What the task asks: Your job is to retype all of the data word for word, leaving every image out.

Material for this exercise:
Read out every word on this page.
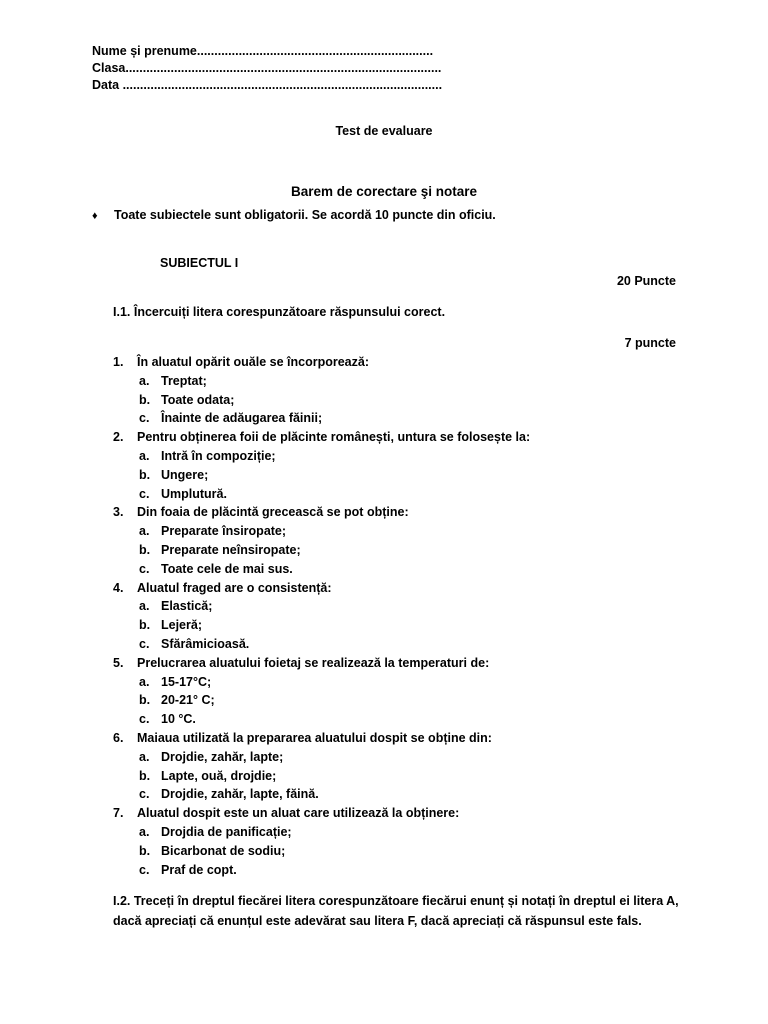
Nume și prenume....................................................................
Clasa...........................................................................................
Data ............................................................................................
Test de evaluare
Barem de corectare şi notare
♦ Toate subiectele sunt obligatorii. Se acordă 10 puncte din oficiu.
SUBIECTUL I
20 Puncte
I.1. Încercuiți litera corespunzătoare răspunsului corect.
7 puncte
1. În aluatul opărit ouăle se încorporează:
a. Treptat;
b. Toate odata;
c. Înainte de adăugarea făinii;
2. Pentru obținerea foii de plăcinte românești, untura se folosește la:
a. Intră în compoziție;
b. Ungere;
c. Umplutură.
3. Din foaia de plăcintă grecească se pot obține:
a. Preparate însiropate;
b. Preparate neînsiropate;
c. Toate cele de mai sus.
4. Aluatul fraged are o consistență:
a. Elastică;
b. Lejeră;
c. Sfărâmicioasă.
5. Prelucrarea aluatului foietaj se realizează la temperaturi de:
a. 15-17°C;
b. 20-21° C;
c. 10 °C.
6. Maiaua utilizată la prepararea aluatului dospit se obține din:
a. Drojdie, zahăr, lapte;
b. Lapte, ouă, drojdie;
c. Drojdie, zahăr, lapte, făină.
7. Aluatul dospit este un aluat care utilizează la obținere:
a. Drojdia de panificație;
b. Bicarbonat de sodiu;
c. Praf de copt.
I.2. Treceți în dreptul fiecărei litera corespunzătoare fiecărui enunț și notați în dreptul ei litera A, dacă apreciați că enunțul este adevărat sau litera F, dacă apreciați că răspunsul este fals.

Answer to this exercise:
Read out every word on this page.
Nume și prenume....................................................................
Clasa...........................................................................................
Data ............................................................................................
Test de evaluare
Barem de corectare şi notare
♦ Toate subiectele sunt obligatorii. Se acordă 10 puncte din oficiu.
SUBIECTUL I
20 Puncte
I.1. Încercuiți litera corespunzătoare răspunsului corect.
7 puncte
1. În aluatul opărit ouăle se încorporează:
a. Treptat;
b. Toate odata;
c. Înainte de adăugarea făinii;
2. Pentru obținerea foii de plăcinte românești, untura se folosește la:
a. Intră în compoziție;
b. Ungere;
c. Umplutură.
3. Din foaia de plăcintă grecească se pot obține:
a. Preparate însiropate;
b. Preparate neînsiropate;
c. Toate cele de mai sus.
4. Aluatul fraged are o consistență:
a. Elastică;
b. Lejeră;
c. Sfărâmicioasă.
5. Prelucrarea aluatului foietaj se realizează la temperaturi de:
a. 15-17°C;
b. 20-21° C;
c. 10 °C.
6. Maiaua utilizată la prepararea aluatului dospit se obține din:
a. Drojdie, zahăr, lapte;
b. Lapte, ouă, drojdie;
c. Drojdie, zahăr, lapte, făină.
7. Aluatul dospit este un aluat care utilizează la obținere:
a. Drojdia de panificație;
b. Bicarbonat de sodiu;
c. Praf de copt.
I.2. Treceți în dreptul fiecărei litera corespunzătoare fiecărui enunț și notați în dreptul ei litera A, dacă apreciați că enunțul este adevărat sau litera F, dacă apreciați că răspunsul este fals.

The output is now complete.